>> Begin Available records
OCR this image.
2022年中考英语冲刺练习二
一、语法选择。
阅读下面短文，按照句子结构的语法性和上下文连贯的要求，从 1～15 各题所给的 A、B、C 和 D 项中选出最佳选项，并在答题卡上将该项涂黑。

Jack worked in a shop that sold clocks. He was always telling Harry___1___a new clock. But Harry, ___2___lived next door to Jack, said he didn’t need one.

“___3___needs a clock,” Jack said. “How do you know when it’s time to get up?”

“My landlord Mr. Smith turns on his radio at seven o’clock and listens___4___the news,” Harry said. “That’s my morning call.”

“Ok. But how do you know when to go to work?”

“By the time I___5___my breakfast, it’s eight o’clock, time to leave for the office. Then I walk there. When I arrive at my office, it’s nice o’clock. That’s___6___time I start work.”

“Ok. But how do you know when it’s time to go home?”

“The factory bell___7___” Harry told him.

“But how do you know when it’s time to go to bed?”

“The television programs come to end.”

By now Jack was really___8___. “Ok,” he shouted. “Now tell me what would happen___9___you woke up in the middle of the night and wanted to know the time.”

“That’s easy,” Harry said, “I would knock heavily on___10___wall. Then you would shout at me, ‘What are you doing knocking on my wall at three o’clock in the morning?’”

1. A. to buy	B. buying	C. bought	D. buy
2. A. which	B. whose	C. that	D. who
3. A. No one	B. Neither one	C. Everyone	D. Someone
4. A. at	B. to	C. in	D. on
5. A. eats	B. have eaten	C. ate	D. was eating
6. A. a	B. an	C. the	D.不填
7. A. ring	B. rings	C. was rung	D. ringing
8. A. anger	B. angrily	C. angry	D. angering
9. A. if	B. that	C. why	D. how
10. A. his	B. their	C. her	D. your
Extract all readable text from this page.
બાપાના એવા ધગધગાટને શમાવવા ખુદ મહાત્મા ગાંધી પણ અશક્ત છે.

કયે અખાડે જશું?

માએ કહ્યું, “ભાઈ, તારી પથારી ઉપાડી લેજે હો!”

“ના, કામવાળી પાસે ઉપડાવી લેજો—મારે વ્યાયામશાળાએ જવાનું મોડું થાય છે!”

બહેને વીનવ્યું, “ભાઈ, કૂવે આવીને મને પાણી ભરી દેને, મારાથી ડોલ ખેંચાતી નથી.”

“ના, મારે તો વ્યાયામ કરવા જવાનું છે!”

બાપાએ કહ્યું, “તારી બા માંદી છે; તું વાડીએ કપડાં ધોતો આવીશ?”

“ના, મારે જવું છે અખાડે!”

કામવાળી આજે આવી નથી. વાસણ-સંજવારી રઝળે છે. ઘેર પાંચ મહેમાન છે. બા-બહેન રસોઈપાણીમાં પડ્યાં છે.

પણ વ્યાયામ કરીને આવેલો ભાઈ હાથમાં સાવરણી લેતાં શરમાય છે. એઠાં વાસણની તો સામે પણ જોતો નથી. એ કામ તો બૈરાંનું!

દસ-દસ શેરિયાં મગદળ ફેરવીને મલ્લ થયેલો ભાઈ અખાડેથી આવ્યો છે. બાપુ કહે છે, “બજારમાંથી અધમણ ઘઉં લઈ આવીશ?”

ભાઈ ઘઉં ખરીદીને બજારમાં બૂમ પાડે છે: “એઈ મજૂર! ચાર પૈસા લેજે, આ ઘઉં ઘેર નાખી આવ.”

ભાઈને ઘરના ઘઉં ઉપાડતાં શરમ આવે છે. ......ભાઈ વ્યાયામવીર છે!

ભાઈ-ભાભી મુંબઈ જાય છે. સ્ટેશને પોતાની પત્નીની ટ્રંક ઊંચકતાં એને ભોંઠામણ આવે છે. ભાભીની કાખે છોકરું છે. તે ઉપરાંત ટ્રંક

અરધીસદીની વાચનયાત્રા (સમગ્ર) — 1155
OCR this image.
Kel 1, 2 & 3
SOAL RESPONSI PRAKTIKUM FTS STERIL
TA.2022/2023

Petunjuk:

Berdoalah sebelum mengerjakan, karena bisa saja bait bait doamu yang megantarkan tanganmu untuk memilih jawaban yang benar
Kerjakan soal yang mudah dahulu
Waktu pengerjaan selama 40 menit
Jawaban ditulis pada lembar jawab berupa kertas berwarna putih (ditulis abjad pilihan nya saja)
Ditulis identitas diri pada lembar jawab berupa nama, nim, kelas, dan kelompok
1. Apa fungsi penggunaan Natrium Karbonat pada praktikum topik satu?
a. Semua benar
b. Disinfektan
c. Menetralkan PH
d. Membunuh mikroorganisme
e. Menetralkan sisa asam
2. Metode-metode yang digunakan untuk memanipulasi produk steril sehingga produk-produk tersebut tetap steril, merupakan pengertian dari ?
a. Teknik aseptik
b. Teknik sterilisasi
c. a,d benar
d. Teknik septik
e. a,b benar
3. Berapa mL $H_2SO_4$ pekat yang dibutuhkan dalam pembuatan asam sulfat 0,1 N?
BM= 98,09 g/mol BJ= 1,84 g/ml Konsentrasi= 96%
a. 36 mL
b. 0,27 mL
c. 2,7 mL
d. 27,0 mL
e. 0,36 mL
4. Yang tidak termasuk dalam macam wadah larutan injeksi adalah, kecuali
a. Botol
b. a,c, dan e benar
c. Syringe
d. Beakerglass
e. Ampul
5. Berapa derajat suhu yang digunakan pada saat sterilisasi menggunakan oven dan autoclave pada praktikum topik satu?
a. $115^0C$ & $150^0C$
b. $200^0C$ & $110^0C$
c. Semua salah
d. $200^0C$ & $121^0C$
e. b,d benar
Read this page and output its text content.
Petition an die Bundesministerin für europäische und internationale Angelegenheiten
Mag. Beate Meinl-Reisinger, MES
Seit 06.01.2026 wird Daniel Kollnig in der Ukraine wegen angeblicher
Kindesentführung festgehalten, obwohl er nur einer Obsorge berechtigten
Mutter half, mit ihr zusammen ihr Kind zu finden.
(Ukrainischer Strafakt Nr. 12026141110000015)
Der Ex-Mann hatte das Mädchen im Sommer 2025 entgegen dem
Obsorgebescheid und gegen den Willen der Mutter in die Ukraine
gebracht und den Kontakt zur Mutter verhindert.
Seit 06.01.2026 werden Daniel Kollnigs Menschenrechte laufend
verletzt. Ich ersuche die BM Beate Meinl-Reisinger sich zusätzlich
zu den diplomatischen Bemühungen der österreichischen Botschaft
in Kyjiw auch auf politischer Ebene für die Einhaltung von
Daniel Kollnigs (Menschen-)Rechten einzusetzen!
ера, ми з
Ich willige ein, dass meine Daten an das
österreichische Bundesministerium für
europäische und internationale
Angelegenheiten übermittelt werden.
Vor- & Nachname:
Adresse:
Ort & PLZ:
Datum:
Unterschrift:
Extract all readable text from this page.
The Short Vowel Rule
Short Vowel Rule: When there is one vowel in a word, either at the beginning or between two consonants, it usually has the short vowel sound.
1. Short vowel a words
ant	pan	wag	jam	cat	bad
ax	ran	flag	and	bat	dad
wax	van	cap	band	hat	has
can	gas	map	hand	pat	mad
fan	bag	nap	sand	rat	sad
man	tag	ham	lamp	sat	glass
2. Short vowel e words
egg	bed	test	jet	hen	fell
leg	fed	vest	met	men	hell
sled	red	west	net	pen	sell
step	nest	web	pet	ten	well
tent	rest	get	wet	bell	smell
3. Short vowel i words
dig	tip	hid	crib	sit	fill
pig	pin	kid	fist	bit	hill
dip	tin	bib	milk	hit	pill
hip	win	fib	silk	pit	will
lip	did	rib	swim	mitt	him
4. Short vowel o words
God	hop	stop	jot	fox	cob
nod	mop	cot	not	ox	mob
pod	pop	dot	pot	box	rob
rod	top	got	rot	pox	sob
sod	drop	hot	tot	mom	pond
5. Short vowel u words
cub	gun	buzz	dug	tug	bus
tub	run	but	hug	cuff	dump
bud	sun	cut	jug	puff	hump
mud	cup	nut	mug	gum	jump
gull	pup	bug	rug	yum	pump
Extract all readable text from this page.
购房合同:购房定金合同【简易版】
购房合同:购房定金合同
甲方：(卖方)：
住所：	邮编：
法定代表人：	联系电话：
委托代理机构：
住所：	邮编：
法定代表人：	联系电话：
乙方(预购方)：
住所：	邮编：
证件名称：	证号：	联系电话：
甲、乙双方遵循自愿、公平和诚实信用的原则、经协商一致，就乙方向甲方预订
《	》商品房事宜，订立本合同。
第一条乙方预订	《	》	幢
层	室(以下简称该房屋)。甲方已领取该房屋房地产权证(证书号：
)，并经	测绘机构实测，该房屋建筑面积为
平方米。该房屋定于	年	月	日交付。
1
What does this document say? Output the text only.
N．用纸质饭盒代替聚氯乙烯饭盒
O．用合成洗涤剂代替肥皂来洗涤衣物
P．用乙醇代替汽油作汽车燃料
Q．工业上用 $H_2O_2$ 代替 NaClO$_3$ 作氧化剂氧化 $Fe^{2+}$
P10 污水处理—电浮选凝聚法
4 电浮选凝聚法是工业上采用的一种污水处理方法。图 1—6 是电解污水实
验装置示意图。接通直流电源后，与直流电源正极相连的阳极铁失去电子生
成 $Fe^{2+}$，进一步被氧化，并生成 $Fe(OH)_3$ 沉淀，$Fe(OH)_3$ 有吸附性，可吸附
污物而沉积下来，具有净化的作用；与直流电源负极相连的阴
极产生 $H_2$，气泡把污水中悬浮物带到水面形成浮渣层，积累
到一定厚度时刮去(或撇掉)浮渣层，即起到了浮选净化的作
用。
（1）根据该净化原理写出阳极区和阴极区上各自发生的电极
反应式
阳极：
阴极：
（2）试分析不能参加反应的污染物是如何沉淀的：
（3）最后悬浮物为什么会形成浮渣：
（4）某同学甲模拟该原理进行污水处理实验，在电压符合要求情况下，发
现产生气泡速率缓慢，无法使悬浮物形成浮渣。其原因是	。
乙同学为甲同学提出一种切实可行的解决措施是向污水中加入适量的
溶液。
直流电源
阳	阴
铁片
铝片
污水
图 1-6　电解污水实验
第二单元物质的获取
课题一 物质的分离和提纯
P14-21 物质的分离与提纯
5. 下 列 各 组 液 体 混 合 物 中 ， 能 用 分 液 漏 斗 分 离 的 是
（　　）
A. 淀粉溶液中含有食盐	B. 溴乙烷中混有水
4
>> End Available records
* **Given task**:
Give the number of lines in the records that contain the string "Ukraine", with no other output.

* **Answer in full**:
2